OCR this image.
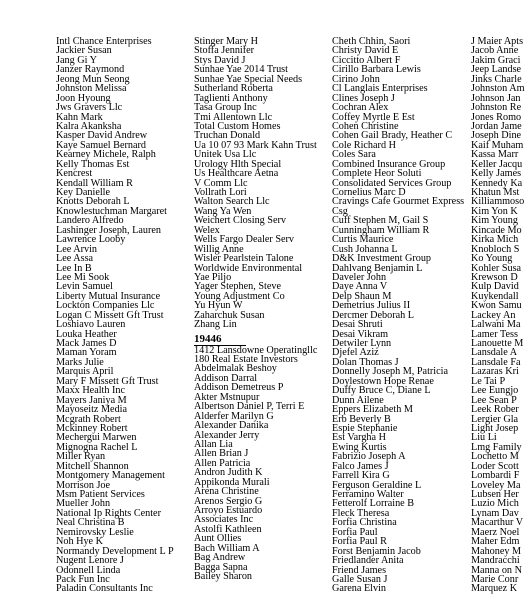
Intl Chance Enterprises
Jackier Susan
Jang Gi Y
Janzer Raymond
Jeong Mun Seong
Johnston Melissa
Joon Hyoung
Jws Gravers Llc
Kahn Mark
Kalra Akanksha
Kasper David Andrew
Kaye Samuel Bernard
Kearney Michele, Ralph
Kelly Thomas Est
Kencrest
Kendall William R
Key Danielle
Knotts Deborah L
Knowlestuchman Margaret
Landero Alfredo
Lashinger Joseph, Lauren
Lawrence Looby
Lee Arvin
Lee Assa
Lee In B
Lee Mi Sook
Levin Samuel
Liberty Mutual Insurance
Lockton Companies Llc
Logan C Missett Gft Trust
Loshiavo Lauren
Louka Heather
Mack James D
Maman Yoram
Marks Julie
Marquis April
Mary F Missett Gft Trust
Maxx Health Inc
Mayers Janiya M
Mayoseitz Media
Mcgrath Robert
Mckinney Robert
Mechergui Marwen
Mignogna Rachel L
Miller Ryan
Mitchell Shannon
Montgomery Management
Morrison Joe
Msm Patient Services
Mueller John
National Ip Rights Center
Neal Christina B
Nemirovsky Leslie
Noh Hye K
Normandy Development L P
Nugent Lenore J
Odonnell Linda
Pack Fun Inc
Paladin Consultants Inc
Stinger Mary H
Stoffa Jennifer
Stys David J
Sunhae Yae 2014 Trust
Sunhae Yae Special Needs
Sutherland Roberta
Taglienti Anthony
Tasa Group Inc
Tmi Allentown Llc
Total Custom Homes
Truchan Donald
Ua 10 07 93 Mark Kahn Trust
Unitek Usa Llc
Urology Hlth Special
Us Healthcare Aetna
V Comm Llc
Vollrath Lori
Walton Search Llc
Wang Ya Wen
Weichert Closing Serv
Welex
Wells Fargo Dealer Serv
Willig Anne
Wisler Pearlstein Talone
Worldwide Environmental
Yae Piljo
Yager Stephen, Steve
Young Adjustment Co
Yu Hyun W
Zaharchuk Susan
Zhang Lin
19446
1412 Lansdowne Operatingllc
180 Real Estate Investors
Abdelmalak Beshoy
Addison Darral
Addison Demetreus P
Akter Mstnupur
Albertson Daniel P, Terri E
Alderfer Marilyn G
Alexander Danika
Alexander Jerry
Allan Lia
Allen Brian J
Allen Patricia
Andron Judith K
Appikonda Murali
Arena Christine
Arenos Sergio G
Arroyo Estuardo
Associates Inc
Astolfi Kathleen
Aunt Ollies
Bach William A
Bag Andrew
Bagga Sapna
Bailey Sharon
Cheth Chhin, Saori
Christy David E
Ciccitto Albert F
Cirillo Barbara Lewis
Cirino John
Cl Langlais Enterprises
Clines Joseph J
Cochran Alex
Coffey Myrtle E Est
Cohen Christine
Cohen Gail Brady, Heather C
Cole Richard H
Coles Sara
Combined Insurance Group
Complete Heor Soluti
Consolidated Services Group
Cornelius Marc D
Cravings Cafe Gourmet Express
Csg
Cuff Stephen M, Gail S
Cunningham William R
Curtis Maurice
Cush Johanna L
D&K Investment Group
Dahlvang Benjamin L
Daveler John
Daye Anna V
Delp Shaun M
Demetrius Julius II
Dercmer Deborah L
Desai Shruti
Desai Vikram
Detwiler Lynn
Djefel Aziz
Dolan Thomas J
Donnelly Joseph M, Patricia
Doylestown Hope Renae
Duffy Bruce C, Diane L
Dunn Ailene
Eppers Elizabeth M
Erb Beverly B
Espie Stephanie
Est Vargha H
Ewing Kurtis
Fabrizio Joseph A
Falco James J
Farrell Kira G
Ferguson Geraldine L
Ferramino Walter
Fetterolf Lorraine B
Fleck Theresa
Forfia Christina
Forfia Paul
Forfia Paul R
Forst Benjamin Jacob
Friedlander Anita
Friend James
Galle Susan J
Garena Elvin
J Maier Apts
Jacob Anne
Jakim Graci
Jeep Landse
Jinks Charle
Johnston Am
Johnson Jan
Johnston Re
Jones Romo
Jordan Jame
Joseph Dine
Kaif Muham
Kassa Marr
Keller Jacqu
Kelly James
Kennedy Ka
Khatun Mst
Killiammoso
Kim Yon K
Kim Young
Kincade Mo
Kirka Mich
Knobloch S
Ko Young
Kohler Susa
Krewson D
Kulp David
Kuykendall
Kwon Samu
Lackey An
Lalwani Ma
Lamer Tess
Lanouette M
Lansdale A
Lansdale Fa
Lazaras Kri
Le Tai P
Lee Eungjo
Lee Sean P
Leek Rober
Lergier Gla
Light Josep
Liu Li
Lmg Family
Lochetto M
Loder Scott
Lombardi F
Loveley Ma
Lubsen Her
Luzio Mich
Lynam Dav
Macarthur V
Maerz Noel
Maher Edm
Mahoney M
Mandracchi
Manna on N
Marie Conr
Marquez K
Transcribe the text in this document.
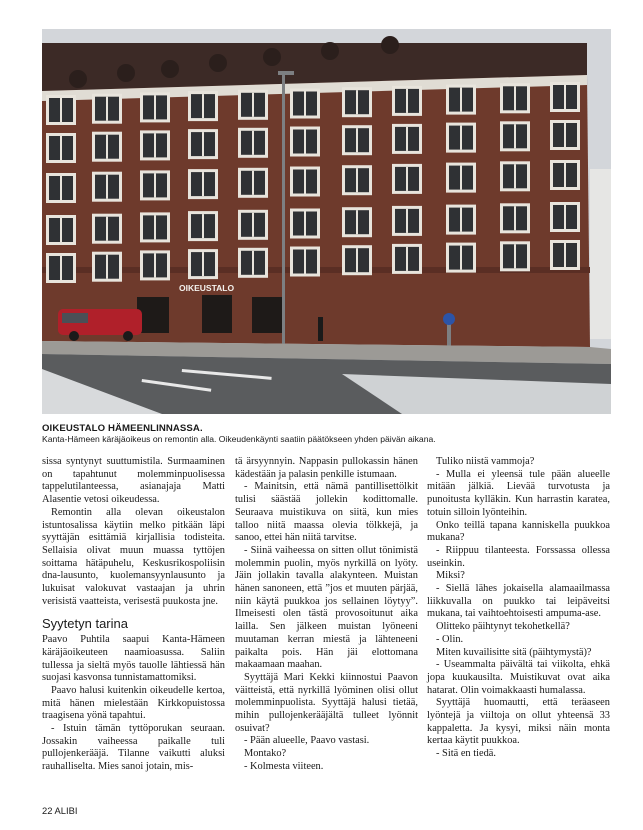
OIKEUSTALO
OIKEUSTALO HÄMEENLINNASSA.
Kanta-Hämeen käräjäoikeus on remontin alla. Oikeudenkäynti saatiin päätökseen yhden päivän aikana.

sissa syntynyt suuttumistila. Surmaaminen on tapahtunut molemminpuolisessa tappelutilanteessa, asianajaja Matti Alasentie vetosi oikeudessa.

Remontin alla olevan oikeustalon istuntosalissa käytiin melko pitkään läpi syyttäjän esittämiä kirjallisia todisteita. Sellaisia olivat muun muassa tyttöjen soittama hätäpuhelu, Keskusrikospoliisin dna-lausunto, kuolemansyynlausunto ja lukuisat valokuvat vastaajan ja uhrin verisistä vaatteista, verisestä puukosta jne.

Syytetyn tarina

Paavo Puhtila saapui Kanta-Hämeen käräjäoikeuteen naamioasussa. Saliin tullessa ja sieltä myös tauolle lähtiessä hän suojasi kasvonsa tunnistamattomiksi.

Paavo halusi kuitenkin oikeudelle kertoa, mitä hänen mielestään Kirkkopuistossa traagisena yönä tapahtui.

- Istuin tämän tyttöporukan seuraan. Jossakin vaiheessa paikalle tuli pullojenkerääjä. Tilanne vaikutti aluksi rauhalliselta. Mies sanoi jotain, mis-

tä ärsyynnyin. Nappasin pullokassin hänen kädestään ja palasin penkille istumaan.

- Mainitsin, että nämä pantillisettölkit tulisi säästää jollekin kodittomalle. Seuraava muistikuva on siitä, kun mies talloo niitä maassa olevia tölkkejä, ja sanoo, ettei hän niitä tarvitse.

- Siinä vaiheessa on sitten ollut tönimistä molemmin puolin, myös nyrkillä on lyöty. Jäin jollakin tavalla alakynteen. Muistan hänen sanoneen, että ”jos et muuten pärjää, niin käytä puukkoa jos sellainen löytyy”. Ilmeisesti olen tästä provosoitunut aika lailla. Sen jälkeen muistan lyöneeni muutaman kerran miestä ja lähteneeni paikalta pois. Hän jäi elottomana makaamaan maahan.

Syyttäjä Mari Kekki kiinnostui Paavon väitteistä, että nyrkillä lyöminen olisi ollut molemminpuolista. Syyttäjä halusi tietää, mihin pullojenkerääjältä tulleet lyönnit osuivat?

- Pään alueelle, Paavo vastasi.

Montako?

- Kolmesta viiteen.

Tuliko niistä vammoja?

- Mulla ei yleensä tule pään alueelle mitään jälkiä. Lievää turvotusta ja punoitusta kylläkin. Kun harrastin karatea, totuin silloin lyönteihin.

Onko teillä tapana kanniskella puukkoa mukana?

- Riippuu tilanteesta. Forssassa ollessa useinkin.

Miksi?

- Siellä lähes jokaisella alamaailmassa liikkuvalla on puukko tai leipäveitsi mukana, tai vaihtoehtoisesti ampuma-ase.

Olitteko päihtynyt tekohetkellä?

- Olin.

Miten kuvailisitte sitä (päihtymystä)?

- Useammalta päivältä tai viikolta, ehkä jopa kuukausilta. Muistikuvat ovat aika hatarat. Olin voimakkaasti humalassa.

Syyttäjä huomautti, että teräaseen lyöntejä ja viiltoja on ollut yhteensä 33 kappaletta. Ja kysyi, miksi näin monta kertaa käytit puukkoa.

- Sitä en tiedä.

22 ALIBI
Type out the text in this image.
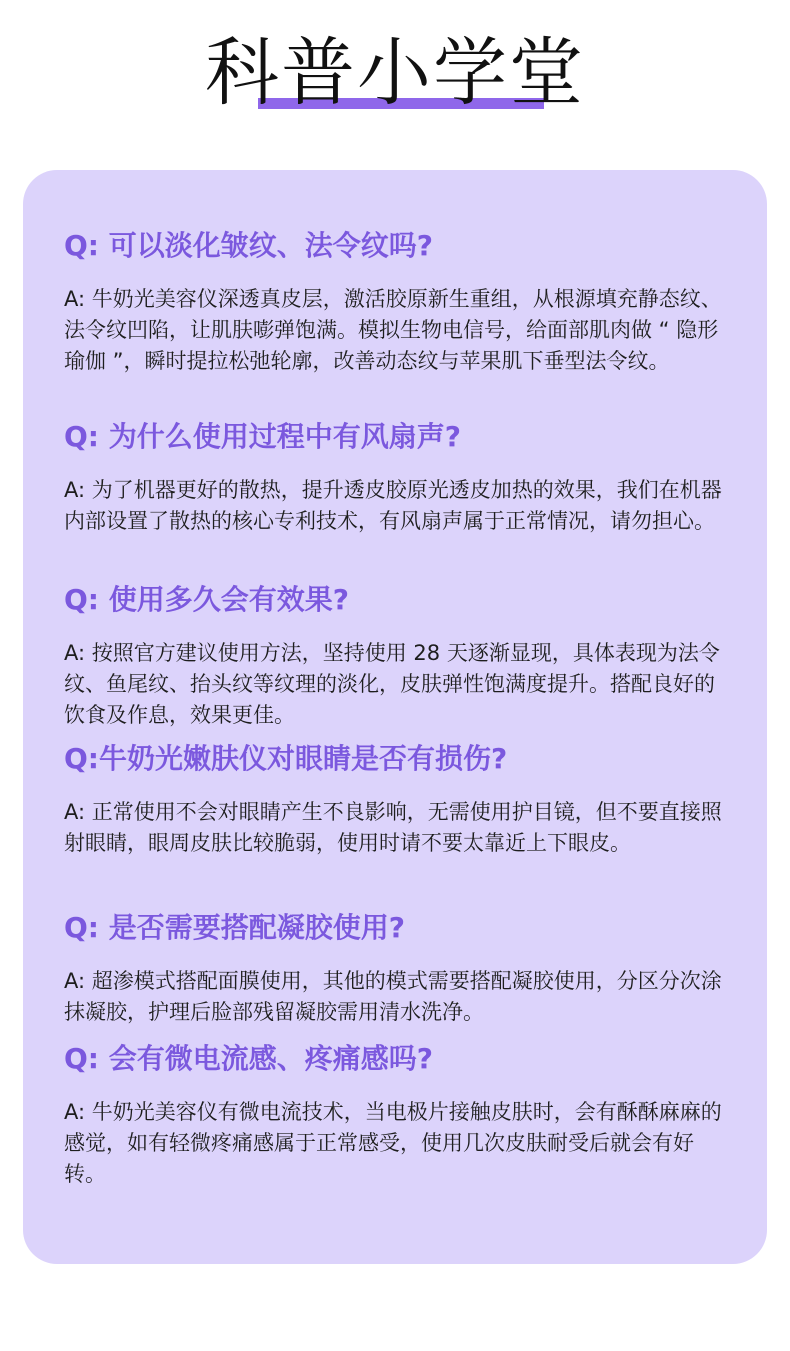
科普小学堂

Q: 可以淡化皱纹、法令纹吗?

A: 牛奶光美容仪深透真皮层，激活胶原新生重组，从根源填充静态纹、法令纹凹陷，让肌肤嘭弹饱满。模拟生物电信号，给面部肌肉做 “ 隐形瑜伽 ”，瞬时提拉松弛轮廓，改善动态纹与苹果肌下垂型法令纹。

Q: 为什么使用过程中有风扇声?

A: 为了机器更好的散热，提升透皮胶原光透皮加热的效果，我们在机器内部设置了散热的核心专利技术，有风扇声属于正常情况，请勿担心。

Q: 使用多久会有效果?

A: 按照官方建议使用方法，坚持使用 28 天逐渐显现，具体表现为法令纹、鱼尾纹、抬头纹等纹理的淡化，皮肤弹性饱满度提升。搭配良好的饮食及作息，效果更佳。

Q:牛奶光嫩肤仪对眼睛是否有损伤?

A: 正常使用不会对眼睛产生不良影响，无需使用护目镜，但不要直接照射眼睛，眼周皮肤比较脆弱，使用时请不要太靠近上下眼皮。

Q: 是否需要搭配凝胶使用?

A: 超渗模式搭配面膜使用，其他的模式需要搭配凝胶使用，分区分次涂抹凝胶，护理后脸部残留凝胶需用清水洗净。

Q: 会有微电流感、疼痛感吗?

A: 牛奶光美容仪有微电流技术，当电极片接触皮肤时，会有酥酥麻麻的感觉，如有轻微疼痛感属于正常感受，使用几次皮肤耐受后就会有好转。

-- -- --

● **Goal**: Copy out each line in the listing that has the word "Lauren".

● **The output**:
Lashinger Joseph, Lauren
Loshiavo Lauren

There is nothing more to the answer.